Tally how many lines of these entries hold the string "принятие". Return the number alone.
-------- Provided records
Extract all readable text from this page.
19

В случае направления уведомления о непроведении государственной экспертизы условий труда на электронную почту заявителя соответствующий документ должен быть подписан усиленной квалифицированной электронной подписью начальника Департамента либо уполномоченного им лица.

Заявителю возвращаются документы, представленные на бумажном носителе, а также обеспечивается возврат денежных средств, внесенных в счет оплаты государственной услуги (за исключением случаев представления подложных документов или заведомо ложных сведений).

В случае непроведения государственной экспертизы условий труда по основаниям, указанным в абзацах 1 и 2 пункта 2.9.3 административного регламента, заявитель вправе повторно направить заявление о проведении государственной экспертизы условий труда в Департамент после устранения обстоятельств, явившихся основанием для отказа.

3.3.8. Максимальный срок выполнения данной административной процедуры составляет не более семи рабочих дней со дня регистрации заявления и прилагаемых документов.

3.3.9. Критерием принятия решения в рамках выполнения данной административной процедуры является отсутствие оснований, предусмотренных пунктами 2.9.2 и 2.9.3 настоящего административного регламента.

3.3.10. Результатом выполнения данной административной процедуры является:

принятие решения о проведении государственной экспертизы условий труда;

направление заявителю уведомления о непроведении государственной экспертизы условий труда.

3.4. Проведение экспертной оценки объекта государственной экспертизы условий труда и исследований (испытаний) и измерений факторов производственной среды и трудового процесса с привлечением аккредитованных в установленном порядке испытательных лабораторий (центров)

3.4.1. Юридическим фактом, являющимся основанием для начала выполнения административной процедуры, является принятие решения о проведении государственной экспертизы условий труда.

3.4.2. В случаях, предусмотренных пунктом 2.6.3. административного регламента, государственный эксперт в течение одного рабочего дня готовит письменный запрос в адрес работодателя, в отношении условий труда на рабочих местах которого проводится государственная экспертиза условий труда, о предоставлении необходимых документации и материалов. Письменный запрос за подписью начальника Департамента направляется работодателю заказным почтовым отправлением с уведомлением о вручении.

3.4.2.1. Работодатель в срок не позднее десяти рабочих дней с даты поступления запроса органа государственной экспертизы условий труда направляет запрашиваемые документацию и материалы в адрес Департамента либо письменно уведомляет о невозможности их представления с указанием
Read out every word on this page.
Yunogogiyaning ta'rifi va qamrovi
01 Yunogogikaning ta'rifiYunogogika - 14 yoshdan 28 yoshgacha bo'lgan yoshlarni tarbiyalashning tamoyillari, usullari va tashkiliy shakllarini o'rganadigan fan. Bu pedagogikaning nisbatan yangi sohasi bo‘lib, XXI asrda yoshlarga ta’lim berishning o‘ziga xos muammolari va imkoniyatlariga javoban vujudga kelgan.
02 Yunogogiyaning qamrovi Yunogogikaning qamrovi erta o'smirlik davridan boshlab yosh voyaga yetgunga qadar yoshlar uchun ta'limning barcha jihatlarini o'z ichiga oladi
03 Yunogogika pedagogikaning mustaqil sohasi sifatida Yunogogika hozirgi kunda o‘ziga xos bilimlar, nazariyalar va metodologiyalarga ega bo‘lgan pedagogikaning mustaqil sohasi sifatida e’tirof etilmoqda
----------------
# Output of the exercise
2